#### Records for the task
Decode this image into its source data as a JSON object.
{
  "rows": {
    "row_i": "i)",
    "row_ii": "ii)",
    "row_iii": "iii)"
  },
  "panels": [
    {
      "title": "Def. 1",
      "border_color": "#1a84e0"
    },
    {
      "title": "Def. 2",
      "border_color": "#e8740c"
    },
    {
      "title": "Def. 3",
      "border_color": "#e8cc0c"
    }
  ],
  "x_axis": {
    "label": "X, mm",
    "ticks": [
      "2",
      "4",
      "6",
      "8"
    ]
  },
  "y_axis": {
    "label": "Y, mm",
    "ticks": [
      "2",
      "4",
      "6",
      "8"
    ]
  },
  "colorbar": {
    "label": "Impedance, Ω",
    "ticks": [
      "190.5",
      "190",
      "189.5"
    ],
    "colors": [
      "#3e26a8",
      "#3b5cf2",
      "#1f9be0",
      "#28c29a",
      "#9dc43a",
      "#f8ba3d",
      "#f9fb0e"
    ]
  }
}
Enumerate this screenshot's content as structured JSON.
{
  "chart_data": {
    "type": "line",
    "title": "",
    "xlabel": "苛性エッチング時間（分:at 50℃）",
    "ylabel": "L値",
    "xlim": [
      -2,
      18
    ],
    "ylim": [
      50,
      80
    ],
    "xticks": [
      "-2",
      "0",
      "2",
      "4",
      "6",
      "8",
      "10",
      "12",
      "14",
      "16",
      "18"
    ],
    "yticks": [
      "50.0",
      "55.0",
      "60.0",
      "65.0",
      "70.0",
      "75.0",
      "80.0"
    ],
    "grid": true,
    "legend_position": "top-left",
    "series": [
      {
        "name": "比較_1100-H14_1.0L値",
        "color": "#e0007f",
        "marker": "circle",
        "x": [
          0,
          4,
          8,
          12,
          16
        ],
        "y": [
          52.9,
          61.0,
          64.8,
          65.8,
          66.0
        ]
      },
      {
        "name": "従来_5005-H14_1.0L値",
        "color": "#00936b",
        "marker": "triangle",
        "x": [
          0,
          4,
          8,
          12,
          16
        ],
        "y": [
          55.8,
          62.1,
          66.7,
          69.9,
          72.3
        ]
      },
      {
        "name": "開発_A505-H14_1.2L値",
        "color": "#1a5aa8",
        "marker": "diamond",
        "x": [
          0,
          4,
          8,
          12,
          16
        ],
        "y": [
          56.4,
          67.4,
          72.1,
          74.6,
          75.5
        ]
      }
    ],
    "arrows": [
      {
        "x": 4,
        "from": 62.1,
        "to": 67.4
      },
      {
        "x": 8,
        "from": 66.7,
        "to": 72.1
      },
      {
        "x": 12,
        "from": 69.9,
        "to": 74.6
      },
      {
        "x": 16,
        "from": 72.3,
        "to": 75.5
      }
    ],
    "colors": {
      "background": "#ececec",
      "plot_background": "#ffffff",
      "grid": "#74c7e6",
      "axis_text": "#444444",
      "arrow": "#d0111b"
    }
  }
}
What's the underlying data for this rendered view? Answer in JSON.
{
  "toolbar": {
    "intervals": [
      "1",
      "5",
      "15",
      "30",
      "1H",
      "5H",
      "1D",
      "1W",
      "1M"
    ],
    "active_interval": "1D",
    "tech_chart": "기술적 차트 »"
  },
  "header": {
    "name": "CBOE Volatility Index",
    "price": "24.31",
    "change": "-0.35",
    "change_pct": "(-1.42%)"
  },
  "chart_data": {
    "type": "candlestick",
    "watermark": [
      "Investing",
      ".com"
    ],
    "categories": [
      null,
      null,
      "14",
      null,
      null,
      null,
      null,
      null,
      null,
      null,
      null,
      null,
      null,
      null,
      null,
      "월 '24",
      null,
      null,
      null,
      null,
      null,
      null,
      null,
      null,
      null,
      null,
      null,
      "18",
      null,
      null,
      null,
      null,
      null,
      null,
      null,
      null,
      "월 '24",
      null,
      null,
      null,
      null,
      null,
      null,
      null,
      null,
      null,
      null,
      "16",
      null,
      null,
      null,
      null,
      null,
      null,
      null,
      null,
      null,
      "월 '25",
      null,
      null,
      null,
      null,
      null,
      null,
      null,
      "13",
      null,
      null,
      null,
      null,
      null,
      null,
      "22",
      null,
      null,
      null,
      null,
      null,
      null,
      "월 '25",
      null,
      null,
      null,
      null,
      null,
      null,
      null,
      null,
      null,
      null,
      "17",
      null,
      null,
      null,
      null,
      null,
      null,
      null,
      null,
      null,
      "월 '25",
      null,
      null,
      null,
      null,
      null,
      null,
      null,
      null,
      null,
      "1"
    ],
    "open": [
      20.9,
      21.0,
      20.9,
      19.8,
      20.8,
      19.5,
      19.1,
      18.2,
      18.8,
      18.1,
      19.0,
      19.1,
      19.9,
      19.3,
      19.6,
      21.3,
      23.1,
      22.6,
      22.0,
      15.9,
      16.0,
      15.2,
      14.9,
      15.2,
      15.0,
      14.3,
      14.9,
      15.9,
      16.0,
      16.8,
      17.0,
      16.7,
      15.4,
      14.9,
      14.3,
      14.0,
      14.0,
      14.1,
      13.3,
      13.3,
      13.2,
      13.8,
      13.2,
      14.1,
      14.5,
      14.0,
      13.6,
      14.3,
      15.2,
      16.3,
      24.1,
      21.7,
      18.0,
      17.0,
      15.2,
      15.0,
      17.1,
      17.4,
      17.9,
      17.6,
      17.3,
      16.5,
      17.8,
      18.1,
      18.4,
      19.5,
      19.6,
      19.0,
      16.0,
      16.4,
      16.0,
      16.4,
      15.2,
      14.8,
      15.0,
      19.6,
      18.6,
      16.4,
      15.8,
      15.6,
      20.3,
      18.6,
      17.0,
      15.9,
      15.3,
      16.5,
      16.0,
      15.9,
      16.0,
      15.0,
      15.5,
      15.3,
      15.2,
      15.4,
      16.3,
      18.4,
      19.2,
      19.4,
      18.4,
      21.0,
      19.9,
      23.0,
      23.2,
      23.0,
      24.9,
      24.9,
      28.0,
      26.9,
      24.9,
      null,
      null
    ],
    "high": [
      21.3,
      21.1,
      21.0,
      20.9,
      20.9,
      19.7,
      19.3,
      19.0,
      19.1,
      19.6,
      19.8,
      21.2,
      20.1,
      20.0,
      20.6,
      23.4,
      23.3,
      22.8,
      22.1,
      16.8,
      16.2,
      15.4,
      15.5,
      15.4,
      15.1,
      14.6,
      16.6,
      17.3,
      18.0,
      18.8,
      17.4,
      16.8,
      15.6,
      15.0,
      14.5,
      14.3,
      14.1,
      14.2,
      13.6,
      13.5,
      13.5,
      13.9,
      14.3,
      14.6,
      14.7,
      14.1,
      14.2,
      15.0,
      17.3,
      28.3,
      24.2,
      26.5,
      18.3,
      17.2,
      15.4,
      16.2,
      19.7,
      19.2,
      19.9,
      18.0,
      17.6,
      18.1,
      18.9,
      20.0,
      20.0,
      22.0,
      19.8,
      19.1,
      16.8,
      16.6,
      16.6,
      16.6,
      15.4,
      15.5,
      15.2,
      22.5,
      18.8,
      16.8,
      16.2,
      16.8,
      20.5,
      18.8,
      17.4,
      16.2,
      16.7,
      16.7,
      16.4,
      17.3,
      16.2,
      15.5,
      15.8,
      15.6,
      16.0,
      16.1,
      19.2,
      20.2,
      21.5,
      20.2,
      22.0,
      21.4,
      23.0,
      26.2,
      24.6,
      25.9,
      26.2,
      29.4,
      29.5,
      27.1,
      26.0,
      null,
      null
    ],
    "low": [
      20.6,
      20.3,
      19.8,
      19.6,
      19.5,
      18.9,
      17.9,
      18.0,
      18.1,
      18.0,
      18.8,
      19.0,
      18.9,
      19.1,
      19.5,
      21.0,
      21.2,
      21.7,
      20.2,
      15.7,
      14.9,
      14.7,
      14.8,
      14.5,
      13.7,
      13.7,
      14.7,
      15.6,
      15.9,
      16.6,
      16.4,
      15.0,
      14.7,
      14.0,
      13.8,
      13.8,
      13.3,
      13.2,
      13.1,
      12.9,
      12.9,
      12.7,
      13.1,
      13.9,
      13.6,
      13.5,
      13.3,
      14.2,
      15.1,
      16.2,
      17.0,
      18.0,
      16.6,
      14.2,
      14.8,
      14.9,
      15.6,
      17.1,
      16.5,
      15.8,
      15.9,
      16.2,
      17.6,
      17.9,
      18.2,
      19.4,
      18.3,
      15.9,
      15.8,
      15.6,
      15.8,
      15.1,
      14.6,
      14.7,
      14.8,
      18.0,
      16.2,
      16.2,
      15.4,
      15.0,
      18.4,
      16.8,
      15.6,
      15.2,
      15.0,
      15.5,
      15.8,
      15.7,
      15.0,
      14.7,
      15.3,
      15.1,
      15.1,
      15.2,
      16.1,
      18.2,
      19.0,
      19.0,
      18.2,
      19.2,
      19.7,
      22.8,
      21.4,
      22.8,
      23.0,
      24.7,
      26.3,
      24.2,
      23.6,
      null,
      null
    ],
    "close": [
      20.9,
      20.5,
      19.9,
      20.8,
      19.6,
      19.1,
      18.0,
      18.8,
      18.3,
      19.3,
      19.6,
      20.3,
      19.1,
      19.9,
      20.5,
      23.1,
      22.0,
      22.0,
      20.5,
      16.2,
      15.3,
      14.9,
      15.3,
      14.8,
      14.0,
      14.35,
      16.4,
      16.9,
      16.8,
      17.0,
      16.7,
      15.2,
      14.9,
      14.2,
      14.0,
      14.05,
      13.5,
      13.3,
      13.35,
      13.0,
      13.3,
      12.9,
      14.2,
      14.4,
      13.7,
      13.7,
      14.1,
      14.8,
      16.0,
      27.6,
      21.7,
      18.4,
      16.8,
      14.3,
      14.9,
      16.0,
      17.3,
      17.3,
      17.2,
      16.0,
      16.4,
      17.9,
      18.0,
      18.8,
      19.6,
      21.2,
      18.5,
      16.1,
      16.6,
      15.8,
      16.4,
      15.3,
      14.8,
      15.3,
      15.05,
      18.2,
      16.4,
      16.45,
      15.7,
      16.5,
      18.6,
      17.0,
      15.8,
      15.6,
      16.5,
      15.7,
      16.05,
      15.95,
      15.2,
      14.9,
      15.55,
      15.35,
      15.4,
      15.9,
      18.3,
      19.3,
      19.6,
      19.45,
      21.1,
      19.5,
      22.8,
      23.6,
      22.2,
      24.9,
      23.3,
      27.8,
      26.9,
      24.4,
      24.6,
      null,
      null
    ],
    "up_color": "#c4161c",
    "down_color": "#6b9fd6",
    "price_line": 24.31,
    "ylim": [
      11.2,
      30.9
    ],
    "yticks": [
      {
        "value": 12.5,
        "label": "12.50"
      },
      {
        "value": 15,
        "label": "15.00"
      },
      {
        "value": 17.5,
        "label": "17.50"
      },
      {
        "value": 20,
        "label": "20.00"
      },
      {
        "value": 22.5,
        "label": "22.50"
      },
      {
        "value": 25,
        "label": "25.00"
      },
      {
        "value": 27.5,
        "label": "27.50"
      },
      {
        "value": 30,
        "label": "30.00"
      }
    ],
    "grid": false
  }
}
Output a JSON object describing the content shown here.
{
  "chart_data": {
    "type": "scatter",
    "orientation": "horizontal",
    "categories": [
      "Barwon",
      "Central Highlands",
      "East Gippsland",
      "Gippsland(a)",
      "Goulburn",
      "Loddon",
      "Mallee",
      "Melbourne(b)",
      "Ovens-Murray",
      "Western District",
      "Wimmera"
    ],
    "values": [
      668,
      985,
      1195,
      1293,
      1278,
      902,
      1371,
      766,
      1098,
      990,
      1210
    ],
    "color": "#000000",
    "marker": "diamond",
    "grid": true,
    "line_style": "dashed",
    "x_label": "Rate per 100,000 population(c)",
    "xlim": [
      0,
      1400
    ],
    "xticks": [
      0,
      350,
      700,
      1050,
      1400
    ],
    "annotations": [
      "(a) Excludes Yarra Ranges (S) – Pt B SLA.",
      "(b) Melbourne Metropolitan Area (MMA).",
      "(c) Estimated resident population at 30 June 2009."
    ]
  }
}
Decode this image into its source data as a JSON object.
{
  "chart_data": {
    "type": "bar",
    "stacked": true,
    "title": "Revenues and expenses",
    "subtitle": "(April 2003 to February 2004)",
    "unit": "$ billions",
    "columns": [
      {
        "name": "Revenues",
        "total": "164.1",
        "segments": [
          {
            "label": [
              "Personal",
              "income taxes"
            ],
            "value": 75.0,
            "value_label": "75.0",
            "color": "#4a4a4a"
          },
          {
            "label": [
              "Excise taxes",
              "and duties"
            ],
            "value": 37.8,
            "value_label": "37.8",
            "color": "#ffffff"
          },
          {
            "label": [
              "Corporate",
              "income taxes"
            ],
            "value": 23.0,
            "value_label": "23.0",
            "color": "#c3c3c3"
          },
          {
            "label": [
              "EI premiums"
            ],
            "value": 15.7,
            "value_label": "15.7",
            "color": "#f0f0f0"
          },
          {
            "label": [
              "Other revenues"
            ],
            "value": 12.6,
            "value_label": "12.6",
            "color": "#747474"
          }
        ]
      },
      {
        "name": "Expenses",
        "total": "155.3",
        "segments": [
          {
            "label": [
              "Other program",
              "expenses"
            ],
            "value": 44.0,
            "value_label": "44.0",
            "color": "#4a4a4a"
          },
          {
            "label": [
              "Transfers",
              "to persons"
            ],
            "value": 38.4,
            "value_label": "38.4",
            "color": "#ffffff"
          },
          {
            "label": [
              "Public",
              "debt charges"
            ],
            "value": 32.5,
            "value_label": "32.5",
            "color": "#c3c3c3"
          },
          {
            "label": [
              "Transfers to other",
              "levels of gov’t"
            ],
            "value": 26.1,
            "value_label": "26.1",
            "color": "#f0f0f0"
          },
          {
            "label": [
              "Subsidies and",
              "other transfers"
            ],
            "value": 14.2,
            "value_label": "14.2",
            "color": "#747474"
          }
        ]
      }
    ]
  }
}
########
- The request -
Read through the entries and copy each line in which "JSON" appears.

- Worked solution -
Decode this image into its source data as a JSON object.
Enumerate this screenshot's content as structured JSON.
What's the underlying data for this rendered view? Answer in JSON.
Output a JSON object describing the content shown here.
Decode this image into its source data as a JSON object.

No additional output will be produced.